(What you are asked to do)
Copy every entry exactly.
**** Records for processing ****
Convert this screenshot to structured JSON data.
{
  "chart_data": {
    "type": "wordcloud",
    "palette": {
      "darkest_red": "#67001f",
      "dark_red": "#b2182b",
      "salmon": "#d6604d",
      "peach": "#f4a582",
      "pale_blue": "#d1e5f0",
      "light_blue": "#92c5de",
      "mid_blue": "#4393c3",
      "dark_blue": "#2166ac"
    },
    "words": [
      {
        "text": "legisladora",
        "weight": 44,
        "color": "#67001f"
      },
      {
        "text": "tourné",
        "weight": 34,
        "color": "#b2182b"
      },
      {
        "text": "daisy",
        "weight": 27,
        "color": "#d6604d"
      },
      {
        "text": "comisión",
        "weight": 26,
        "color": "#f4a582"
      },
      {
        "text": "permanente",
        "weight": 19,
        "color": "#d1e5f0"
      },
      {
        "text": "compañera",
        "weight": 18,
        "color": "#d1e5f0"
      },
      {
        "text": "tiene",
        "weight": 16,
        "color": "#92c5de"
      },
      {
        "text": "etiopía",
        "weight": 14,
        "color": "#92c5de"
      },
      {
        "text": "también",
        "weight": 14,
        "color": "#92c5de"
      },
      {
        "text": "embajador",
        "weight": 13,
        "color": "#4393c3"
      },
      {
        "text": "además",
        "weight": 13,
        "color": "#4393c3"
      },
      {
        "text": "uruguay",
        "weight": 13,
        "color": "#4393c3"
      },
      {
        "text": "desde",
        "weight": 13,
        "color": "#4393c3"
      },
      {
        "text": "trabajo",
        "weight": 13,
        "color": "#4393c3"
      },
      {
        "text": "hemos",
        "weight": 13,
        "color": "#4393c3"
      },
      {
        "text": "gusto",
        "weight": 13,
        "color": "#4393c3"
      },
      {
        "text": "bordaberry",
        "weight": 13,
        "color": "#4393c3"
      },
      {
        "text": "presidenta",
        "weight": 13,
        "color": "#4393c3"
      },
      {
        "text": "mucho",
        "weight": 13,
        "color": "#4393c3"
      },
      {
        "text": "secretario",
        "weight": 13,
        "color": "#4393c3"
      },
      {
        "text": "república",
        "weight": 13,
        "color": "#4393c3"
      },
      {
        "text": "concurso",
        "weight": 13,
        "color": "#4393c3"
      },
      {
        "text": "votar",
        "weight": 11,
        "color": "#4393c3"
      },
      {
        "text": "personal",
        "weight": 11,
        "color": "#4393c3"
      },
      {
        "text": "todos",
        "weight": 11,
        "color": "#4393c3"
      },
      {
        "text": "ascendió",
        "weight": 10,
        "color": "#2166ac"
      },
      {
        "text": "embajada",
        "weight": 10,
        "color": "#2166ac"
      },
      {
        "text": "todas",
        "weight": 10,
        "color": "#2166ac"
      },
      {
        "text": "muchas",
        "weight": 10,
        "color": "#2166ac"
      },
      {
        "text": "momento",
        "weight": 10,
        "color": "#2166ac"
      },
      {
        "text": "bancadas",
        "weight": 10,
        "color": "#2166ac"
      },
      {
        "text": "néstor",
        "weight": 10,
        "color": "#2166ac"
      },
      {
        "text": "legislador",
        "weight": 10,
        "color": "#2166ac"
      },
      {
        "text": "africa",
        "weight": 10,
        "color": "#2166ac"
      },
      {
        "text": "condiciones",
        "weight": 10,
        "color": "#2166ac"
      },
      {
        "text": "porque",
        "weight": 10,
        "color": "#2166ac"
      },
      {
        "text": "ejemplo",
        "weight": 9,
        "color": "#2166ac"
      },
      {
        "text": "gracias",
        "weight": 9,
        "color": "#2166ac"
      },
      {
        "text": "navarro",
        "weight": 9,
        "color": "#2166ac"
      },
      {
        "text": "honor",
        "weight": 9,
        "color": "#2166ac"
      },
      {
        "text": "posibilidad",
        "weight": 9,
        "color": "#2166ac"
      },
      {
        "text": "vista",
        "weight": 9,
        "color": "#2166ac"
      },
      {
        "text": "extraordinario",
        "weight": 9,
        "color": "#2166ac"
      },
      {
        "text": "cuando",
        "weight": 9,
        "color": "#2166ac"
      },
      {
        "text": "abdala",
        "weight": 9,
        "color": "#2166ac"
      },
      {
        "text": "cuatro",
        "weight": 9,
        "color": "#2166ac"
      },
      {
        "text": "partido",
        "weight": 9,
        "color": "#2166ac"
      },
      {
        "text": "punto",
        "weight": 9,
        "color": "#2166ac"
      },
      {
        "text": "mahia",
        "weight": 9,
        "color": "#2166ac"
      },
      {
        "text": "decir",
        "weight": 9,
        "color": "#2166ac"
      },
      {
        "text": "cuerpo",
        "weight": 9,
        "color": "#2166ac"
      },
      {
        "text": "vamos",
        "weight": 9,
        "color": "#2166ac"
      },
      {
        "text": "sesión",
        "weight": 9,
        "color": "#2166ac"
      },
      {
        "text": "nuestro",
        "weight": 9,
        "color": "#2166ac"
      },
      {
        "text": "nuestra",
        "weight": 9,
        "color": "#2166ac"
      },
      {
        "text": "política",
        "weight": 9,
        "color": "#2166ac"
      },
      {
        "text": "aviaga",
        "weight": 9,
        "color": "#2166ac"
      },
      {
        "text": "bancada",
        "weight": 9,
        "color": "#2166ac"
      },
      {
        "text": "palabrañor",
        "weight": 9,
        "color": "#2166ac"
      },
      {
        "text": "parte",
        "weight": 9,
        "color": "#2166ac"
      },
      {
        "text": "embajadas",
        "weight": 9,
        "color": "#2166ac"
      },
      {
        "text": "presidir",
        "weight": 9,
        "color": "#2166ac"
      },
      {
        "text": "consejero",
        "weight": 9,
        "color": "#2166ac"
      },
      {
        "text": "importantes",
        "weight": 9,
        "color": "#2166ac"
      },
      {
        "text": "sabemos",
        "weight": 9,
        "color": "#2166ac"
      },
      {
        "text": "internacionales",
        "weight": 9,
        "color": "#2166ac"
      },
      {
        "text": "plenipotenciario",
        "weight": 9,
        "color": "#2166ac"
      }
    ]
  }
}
****
(Exercise answer)
Convert this screenshot to structured JSON data.
{
  "chart_data": {
    "type": "wordcloud",
    "palette": {
      "darkest_red": "#67001f",
      "dark_red": "#b2182b",
      "salmon": "#d6604d",
      "peach": "#f4a582",
      "pale_blue": "#d1e5f0",
      "light_blue": "#92c5de",
      "mid_blue": "#4393c3",
      "dark_blue": "#2166ac"
    },
    "words": [
      {
        "text": "legisladora",
        "weight": 44,
        "color": "#67001f"
      },
      {
        "text": "tourné",
        "weight": 34,
        "color": "#b2182b"
      },
      {
        "text": "daisy",
        "weight": 27,
        "color": "#d6604d"
      },
      {
        "text": "comisión",
        "weight": 26,
        "color": "#f4a582"
      },
      {
        "text": "permanente",
        "weight": 19,
        "color": "#d1e5f0"
      },
      {
        "text": "compañera",
        "weight": 18,
        "color": "#d1e5f0"
      },
      {
        "text": "tiene",
        "weight": 16,
        "color": "#92c5de"
      },
      {
        "text": "etiopía",
        "weight": 14,
        "color": "#92c5de"
      },
      {
        "text": "también",
        "weight": 14,
        "color": "#92c5de"
      },
      {
        "text": "embajador",
        "weight": 13,
        "color": "#4393c3"
      },
      {
        "text": "además",
        "weight": 13,
        "color": "#4393c3"
      },
      {
        "text": "uruguay",
        "weight": 13,
        "color": "#4393c3"
      },
      {
        "text": "desde",
        "weight": 13,
        "color": "#4393c3"
      },
      {
        "text": "trabajo",
        "weight": 13,
        "color": "#4393c3"
      },
      {
        "text": "hemos",
        "weight": 13,
        "color": "#4393c3"
      },
      {
        "text": "gusto",
        "weight": 13,
        "color": "#4393c3"
      },
      {
        "text": "bordaberry",
        "weight": 13,
        "color": "#4393c3"
      },
      {
        "text": "presidenta",
        "weight": 13,
        "color": "#4393c3"
      },
      {
        "text": "mucho",
        "weight": 13,
        "color": "#4393c3"
      },
      {
        "text": "secretario",
        "weight": 13,
        "color": "#4393c3"
      },
      {
        "text": "república",
        "weight": 13,
        "color": "#4393c3"
      },
      {
        "text": "concurso",
        "weight": 13,
        "color": "#4393c3"
      },
      {
        "text": "votar",
        "weight": 11,
        "color": "#4393c3"
      },
      {
        "text": "personal",
        "weight": 11,
        "color": "#4393c3"
      },
      {
        "text": "todos",
        "weight": 11,
        "color": "#4393c3"
      },
      {
        "text": "ascendió",
        "weight": 10,
        "color": "#2166ac"
      },
      {
        "text": "embajada",
        "weight": 10,
        "color": "#2166ac"
      },
      {
        "text": "todas",
        "weight": 10,
        "color": "#2166ac"
      },
      {
        "text": "muchas",
        "weight": 10,
        "color": "#2166ac"
      },
      {
        "text": "momento",
        "weight": 10,
        "color": "#2166ac"
      },
      {
        "text": "bancadas",
        "weight": 10,
        "color": "#2166ac"
      },
      {
        "text": "néstor",
        "weight": 10,
        "color": "#2166ac"
      },
      {
        "text": "legislador",
        "weight": 10,
        "color": "#2166ac"
      },
      {
        "text": "africa",
        "weight": 10,
        "color": "#2166ac"
      },
      {
        "text": "condiciones",
        "weight": 10,
        "color": "#2166ac"
      },
      {
        "text": "porque",
        "weight": 10,
        "color": "#2166ac"
      },
      {
        "text": "ejemplo",
        "weight": 9,
        "color": "#2166ac"
      },
      {
        "text": "gracias",
        "weight": 9,
        "color": "#2166ac"
      },
      {
        "text": "navarro",
        "weight": 9,
        "color": "#2166ac"
      },
      {
        "text": "honor",
        "weight": 9,
        "color": "#2166ac"
      },
      {
        "text": "posibilidad",
        "weight": 9,
        "color": "#2166ac"
      },
      {
        "text": "vista",
        "weight": 9,
        "color": "#2166ac"
      },
      {
        "text": "extraordinario",
        "weight": 9,
        "color": "#2166ac"
      },
      {
        "text": "cuando",
        "weight": 9,
        "color": "#2166ac"
      },
      {
        "text": "abdala",
        "weight": 9,
        "color": "#2166ac"
      },
      {
        "text": "cuatro",
        "weight": 9,
        "color": "#2166ac"
      },
      {
        "text": "partido",
        "weight": 9,
        "color": "#2166ac"
      },
      {
        "text": "punto",
        "weight": 9,
        "color": "#2166ac"
      },
      {
        "text": "mahia",
        "weight": 9,
        "color": "#2166ac"
      },
      {
        "text": "decir",
        "weight": 9,
        "color": "#2166ac"
      },
      {
        "text": "cuerpo",
        "weight": 9,
        "color": "#2166ac"
      },
      {
        "text": "vamos",
        "weight": 9,
        "color": "#2166ac"
      },
      {
        "text": "sesión",
        "weight": 9,
        "color": "#2166ac"
      },
      {
        "text": "nuestro",
        "weight": 9,
        "color": "#2166ac"
      },
      {
        "text": "nuestra",
        "weight": 9,
        "color": "#2166ac"
      },
      {
        "text": "política",
        "weight": 9,
        "color": "#2166ac"
      },
      {
        "text": "aviaga",
        "weight": 9,
        "color": "#2166ac"
      },
      {
        "text": "bancada",
        "weight": 9,
        "color": "#2166ac"
      },
      {
        "text": "palabrañor",
        "weight": 9,
        "color": "#2166ac"
      },
      {
        "text": "parte",
        "weight": 9,
        "color": "#2166ac"
      },
      {
        "text": "embajadas",
        "weight": 9,
        "color": "#2166ac"
      },
      {
        "text": "presidir",
        "weight": 9,
        "color": "#2166ac"
      },
      {
        "text": "consejero",
        "weight": 9,
        "color": "#2166ac"
      },
      {
        "text": "importantes",
        "weight": 9,
        "color": "#2166ac"
      },
      {
        "text": "sabemos",
        "weight": 9,
        "color": "#2166ac"
      },
      {
        "text": "internacionales",
        "weight": 9,
        "color": "#2166ac"
      },
      {
        "text": "plenipotenciario",
        "weight": 9,
        "color": "#2166ac"
      }
    ]
  }
}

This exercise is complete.